**Written request:**
Identify each line below containing the string "Systems" and copy it.
# # # # #
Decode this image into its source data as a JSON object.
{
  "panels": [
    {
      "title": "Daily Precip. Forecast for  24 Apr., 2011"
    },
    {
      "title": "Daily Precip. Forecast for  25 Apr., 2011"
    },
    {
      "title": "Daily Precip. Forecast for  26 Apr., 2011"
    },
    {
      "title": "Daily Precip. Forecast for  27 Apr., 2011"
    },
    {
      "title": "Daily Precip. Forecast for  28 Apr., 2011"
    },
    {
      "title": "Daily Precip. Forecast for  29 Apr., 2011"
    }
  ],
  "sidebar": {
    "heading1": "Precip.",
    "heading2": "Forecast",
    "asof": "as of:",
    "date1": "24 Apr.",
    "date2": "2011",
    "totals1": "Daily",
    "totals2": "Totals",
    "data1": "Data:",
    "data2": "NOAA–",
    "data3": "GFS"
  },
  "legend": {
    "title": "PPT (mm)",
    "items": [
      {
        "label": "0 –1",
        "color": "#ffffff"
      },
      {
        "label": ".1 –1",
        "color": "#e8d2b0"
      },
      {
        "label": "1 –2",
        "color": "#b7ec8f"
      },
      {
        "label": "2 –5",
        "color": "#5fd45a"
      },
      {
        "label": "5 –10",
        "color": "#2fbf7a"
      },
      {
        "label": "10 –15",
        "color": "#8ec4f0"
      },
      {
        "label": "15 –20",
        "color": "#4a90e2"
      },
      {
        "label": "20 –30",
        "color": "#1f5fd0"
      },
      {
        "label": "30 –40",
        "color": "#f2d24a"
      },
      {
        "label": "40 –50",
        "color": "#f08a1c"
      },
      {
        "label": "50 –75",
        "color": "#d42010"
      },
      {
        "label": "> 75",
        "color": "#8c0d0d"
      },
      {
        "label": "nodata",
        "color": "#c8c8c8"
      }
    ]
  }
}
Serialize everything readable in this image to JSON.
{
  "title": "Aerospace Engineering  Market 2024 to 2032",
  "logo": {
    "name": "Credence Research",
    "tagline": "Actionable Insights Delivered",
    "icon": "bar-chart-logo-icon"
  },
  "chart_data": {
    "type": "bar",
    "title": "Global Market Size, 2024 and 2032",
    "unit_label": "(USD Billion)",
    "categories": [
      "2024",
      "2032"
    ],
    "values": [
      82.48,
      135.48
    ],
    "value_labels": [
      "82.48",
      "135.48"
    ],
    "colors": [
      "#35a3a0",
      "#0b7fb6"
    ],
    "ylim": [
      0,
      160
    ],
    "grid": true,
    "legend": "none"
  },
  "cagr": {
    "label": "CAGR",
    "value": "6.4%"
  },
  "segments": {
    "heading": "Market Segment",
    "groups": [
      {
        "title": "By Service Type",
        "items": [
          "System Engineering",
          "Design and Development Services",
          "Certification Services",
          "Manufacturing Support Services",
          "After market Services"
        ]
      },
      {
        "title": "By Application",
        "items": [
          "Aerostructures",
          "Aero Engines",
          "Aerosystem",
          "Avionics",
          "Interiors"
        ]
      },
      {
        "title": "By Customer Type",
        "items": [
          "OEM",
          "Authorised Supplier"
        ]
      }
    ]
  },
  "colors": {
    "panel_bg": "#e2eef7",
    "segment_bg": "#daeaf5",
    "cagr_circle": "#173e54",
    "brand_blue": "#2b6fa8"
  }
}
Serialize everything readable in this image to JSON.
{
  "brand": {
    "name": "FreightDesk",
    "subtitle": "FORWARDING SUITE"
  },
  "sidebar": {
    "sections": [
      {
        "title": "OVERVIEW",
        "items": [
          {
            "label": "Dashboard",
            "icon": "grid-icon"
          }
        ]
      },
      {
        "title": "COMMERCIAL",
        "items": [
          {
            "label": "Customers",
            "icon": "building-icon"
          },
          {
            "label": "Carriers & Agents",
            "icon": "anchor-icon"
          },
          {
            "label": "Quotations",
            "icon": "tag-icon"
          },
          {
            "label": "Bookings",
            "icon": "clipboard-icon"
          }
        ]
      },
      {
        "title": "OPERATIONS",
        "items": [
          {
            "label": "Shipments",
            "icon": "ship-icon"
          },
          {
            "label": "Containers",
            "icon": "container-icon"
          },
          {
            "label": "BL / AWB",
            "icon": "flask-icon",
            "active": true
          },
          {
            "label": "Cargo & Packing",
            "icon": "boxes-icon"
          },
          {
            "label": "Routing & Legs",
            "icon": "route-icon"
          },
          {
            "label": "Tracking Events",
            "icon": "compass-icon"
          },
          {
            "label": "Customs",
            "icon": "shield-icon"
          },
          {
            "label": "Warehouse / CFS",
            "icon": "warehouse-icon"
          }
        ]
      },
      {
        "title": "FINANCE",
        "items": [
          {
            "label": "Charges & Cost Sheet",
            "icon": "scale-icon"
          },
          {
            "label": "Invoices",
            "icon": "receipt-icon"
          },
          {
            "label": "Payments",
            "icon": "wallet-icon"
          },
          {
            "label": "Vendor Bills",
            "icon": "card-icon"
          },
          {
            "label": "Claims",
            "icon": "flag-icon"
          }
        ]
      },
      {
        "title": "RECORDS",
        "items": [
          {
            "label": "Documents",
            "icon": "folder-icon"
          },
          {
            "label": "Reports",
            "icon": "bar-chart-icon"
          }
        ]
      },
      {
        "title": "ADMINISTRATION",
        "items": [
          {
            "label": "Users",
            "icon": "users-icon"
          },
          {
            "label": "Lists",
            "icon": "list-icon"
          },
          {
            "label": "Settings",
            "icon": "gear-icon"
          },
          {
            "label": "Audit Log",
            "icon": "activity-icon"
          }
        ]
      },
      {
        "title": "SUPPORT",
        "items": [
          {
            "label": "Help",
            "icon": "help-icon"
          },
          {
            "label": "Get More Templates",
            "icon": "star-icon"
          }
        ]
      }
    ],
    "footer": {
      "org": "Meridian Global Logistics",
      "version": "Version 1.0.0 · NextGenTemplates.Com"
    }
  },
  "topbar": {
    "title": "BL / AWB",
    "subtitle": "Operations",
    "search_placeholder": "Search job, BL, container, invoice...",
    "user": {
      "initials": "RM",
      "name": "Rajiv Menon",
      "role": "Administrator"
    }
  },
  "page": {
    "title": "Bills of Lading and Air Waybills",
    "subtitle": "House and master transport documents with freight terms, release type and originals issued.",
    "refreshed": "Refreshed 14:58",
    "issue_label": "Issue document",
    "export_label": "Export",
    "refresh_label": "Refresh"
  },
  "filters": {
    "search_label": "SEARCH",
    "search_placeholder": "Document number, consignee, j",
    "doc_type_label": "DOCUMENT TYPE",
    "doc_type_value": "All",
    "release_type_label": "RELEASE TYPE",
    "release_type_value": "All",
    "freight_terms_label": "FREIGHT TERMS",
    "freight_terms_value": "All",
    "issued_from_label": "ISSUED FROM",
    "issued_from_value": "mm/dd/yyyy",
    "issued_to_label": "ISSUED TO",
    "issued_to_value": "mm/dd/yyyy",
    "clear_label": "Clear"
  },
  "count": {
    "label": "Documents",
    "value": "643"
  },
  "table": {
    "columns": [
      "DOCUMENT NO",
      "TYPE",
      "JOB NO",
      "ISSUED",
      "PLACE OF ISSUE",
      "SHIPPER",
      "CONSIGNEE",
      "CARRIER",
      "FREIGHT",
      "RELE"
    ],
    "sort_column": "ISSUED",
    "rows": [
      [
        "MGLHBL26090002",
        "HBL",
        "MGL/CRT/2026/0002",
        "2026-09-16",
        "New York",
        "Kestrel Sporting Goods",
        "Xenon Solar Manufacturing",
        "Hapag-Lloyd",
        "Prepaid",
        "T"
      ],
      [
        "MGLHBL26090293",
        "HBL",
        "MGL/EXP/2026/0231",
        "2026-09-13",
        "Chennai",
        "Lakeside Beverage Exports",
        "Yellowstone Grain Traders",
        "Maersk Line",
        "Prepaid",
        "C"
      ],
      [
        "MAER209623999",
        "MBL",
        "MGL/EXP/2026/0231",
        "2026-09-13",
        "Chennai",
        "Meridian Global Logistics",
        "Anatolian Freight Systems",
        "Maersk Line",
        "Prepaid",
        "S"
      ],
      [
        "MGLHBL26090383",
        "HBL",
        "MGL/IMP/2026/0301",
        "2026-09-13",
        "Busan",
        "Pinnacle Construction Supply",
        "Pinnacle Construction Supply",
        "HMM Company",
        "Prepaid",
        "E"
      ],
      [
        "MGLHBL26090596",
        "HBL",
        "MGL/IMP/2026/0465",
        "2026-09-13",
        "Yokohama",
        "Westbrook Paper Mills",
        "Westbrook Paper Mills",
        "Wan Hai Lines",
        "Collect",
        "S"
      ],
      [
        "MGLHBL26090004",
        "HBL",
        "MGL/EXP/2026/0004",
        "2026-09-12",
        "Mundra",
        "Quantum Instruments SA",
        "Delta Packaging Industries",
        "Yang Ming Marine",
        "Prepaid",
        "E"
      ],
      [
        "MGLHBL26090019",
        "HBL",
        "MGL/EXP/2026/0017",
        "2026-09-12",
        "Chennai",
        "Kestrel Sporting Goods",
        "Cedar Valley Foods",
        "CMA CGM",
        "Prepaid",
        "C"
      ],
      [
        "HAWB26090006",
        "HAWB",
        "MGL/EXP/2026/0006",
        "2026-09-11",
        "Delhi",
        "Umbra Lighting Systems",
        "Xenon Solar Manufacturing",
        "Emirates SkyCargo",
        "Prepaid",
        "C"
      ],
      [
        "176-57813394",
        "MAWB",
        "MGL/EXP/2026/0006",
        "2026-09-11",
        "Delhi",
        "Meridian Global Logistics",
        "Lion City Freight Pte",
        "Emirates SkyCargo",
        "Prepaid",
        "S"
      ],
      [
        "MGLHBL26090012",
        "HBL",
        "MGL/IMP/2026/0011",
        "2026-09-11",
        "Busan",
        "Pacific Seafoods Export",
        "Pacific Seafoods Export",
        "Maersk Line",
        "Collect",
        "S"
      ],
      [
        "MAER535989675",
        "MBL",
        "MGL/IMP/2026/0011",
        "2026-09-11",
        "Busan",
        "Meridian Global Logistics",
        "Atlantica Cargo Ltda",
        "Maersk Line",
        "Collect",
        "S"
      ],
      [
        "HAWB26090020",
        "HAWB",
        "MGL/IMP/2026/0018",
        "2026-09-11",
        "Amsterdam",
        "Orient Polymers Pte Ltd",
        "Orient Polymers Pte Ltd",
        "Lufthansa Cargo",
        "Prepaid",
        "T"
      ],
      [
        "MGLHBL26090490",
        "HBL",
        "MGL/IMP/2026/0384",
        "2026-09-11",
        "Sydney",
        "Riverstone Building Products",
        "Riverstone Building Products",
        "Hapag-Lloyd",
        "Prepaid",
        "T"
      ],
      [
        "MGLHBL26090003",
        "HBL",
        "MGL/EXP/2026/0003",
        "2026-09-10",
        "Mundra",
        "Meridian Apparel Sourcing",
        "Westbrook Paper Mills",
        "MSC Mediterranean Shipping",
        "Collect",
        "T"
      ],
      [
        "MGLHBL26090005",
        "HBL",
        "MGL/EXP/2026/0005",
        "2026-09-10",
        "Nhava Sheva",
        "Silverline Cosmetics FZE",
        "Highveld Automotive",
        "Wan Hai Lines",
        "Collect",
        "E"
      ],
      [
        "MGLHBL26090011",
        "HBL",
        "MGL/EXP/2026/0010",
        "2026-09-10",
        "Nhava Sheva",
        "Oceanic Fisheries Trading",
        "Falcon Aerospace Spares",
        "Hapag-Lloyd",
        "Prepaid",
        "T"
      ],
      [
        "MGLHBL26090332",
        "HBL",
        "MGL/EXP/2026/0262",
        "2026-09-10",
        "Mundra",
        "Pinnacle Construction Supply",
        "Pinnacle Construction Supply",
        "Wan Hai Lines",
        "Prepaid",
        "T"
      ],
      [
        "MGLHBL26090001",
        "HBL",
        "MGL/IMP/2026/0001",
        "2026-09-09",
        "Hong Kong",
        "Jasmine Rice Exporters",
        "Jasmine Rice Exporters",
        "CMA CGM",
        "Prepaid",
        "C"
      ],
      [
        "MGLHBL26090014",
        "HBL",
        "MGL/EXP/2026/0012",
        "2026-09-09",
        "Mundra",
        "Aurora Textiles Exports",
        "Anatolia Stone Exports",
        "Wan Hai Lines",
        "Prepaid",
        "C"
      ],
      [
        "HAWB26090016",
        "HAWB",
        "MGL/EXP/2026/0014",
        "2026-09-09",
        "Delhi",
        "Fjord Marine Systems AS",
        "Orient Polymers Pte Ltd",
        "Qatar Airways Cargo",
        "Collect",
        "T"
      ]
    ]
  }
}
# # # # #
**Completed task:**
        "Anatolian Freight Systems",
        "Umbra Lighting Systems",
        "Fjord Marine Systems AS",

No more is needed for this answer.